THINGS TO DO =
1 > According to the excerpt on Los Angeles clean energy, how many cleantech businesses and work places does Los Angeles County have?
2 > In the excerpt on Los Angeles clean energy, rewrite the passage between "1. Los Angeles" and "60% from 2009..", inclusive, replacing "work places" with "workplaces".
3 > Carry on the excerpt on Los Angeles clean energy from where it stops.

EXCERPT PROVIDED =
---
1. Los Angeles is No. 1 with most cleantech companies in California. According to a report released by the Environmental Defense Fund (EDF) in August 2010, Los Angeles County tops the state with 490 businesses and work places that specialize in five sectors of cleantech industry: low-carbon energy, energy efficiency, transportation, green buildings and carbon markets. The data includes both public and private sector employers and shows that the number of cleantech businesses and green work spaces is up by 60% from 2009..

2. Los Angeles is a true solar city. Solar LA is the largest and most ambitious solar plan undertaken by any single city in the world. Initially unveiled by Mayor Villaraigosa and the Los Angeles Department of Water and Power in late 2008, it lays out a far-reaching course of action to create a network of residential, commercial and municipally-owned solar structures to replace more volatile fossil fuels, such as coal during peak energy demand.
---
RECORDS SUPPLIED =
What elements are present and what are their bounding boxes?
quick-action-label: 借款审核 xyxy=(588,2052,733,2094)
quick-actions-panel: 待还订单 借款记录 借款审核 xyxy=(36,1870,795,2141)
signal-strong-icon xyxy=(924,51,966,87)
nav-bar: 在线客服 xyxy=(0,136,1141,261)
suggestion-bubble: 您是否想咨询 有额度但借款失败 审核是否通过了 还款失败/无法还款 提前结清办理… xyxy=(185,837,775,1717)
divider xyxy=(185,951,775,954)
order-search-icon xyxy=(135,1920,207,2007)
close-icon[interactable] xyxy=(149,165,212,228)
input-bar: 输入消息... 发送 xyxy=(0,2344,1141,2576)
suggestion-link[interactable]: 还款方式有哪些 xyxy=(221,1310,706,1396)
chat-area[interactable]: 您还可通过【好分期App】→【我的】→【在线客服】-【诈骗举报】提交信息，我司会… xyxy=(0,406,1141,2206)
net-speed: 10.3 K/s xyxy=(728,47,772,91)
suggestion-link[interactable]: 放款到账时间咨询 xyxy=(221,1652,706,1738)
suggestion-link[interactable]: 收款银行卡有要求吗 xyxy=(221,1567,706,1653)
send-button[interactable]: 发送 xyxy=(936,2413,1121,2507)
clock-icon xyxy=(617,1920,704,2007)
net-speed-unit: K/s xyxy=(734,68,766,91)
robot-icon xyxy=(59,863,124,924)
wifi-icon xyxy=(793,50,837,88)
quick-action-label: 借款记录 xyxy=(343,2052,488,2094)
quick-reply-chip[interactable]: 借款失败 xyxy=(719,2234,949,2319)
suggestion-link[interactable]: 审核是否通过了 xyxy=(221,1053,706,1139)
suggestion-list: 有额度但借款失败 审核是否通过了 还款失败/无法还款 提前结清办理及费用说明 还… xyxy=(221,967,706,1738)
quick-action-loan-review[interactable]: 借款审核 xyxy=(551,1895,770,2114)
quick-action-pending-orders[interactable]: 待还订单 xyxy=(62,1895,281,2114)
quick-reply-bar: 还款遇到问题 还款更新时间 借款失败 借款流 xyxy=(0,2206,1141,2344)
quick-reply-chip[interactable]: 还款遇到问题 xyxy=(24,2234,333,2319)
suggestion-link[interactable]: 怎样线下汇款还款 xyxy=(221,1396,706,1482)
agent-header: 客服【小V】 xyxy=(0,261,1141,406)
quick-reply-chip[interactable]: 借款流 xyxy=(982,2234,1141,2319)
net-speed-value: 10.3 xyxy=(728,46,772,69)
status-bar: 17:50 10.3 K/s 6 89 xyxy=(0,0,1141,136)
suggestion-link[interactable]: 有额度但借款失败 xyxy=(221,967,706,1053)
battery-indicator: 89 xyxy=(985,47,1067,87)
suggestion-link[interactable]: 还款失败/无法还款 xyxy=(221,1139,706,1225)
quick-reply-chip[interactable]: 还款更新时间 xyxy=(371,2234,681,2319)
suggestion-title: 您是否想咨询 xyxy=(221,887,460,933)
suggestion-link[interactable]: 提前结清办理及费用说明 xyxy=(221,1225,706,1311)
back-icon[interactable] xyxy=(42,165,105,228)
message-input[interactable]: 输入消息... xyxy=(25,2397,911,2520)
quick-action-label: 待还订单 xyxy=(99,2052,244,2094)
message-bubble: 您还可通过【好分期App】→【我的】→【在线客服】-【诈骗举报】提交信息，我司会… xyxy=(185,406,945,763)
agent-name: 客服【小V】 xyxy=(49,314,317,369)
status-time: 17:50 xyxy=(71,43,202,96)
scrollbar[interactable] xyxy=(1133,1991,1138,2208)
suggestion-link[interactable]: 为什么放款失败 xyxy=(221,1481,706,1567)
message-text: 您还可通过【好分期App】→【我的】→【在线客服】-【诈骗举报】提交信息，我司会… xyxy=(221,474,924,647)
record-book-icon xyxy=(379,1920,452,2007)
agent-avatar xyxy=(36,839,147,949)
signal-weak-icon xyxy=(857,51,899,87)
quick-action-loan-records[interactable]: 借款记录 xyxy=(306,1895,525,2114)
---
ANSWERS PER TASK =
1 > 490

2 >
1. Los Angeles is No. 1 with most cleantech companies in California. According to a report released by the Environmental Defense Fund (EDF) in August 2010, Los Angeles County tops the state with 490 businesses and workplaces that specialize in five sectors of cleantech industry: low-carbon energy, energy efficiency, transportation, green buildings and carbon markets. The data includes both public and private sector employers and shows that the number of cleantech businesses and green work spaces is up by 60% from 2009..

3 >
3. Los Angeles is funding its own policy goals. Led by Mayor Antonio Villaraigosa, the City of Los Angeles and the State of California have driven innovative policies shaping the green economy in the region. From the green building ordinance, to renewable energy standards, The LA River Revitalization Plan, Solar LA to the Mayor’s Water Plan, the City leadership is finding solutions for both the region’s environmental needs and to drive international and local markets. Since 2008, the city has been investing more than $10 billion to drive the green economy and the cleantech industry. The mayor’s leadership, which has been called, “bold and visionary,” is backed by unified support of city policies and regulatory incentives.

4. Los Angeles is committed to collaboration. CleanTech Los Angeles (CleanTech LA) brings together business, government, and academia to grow the cleantech sector in Los Angeles.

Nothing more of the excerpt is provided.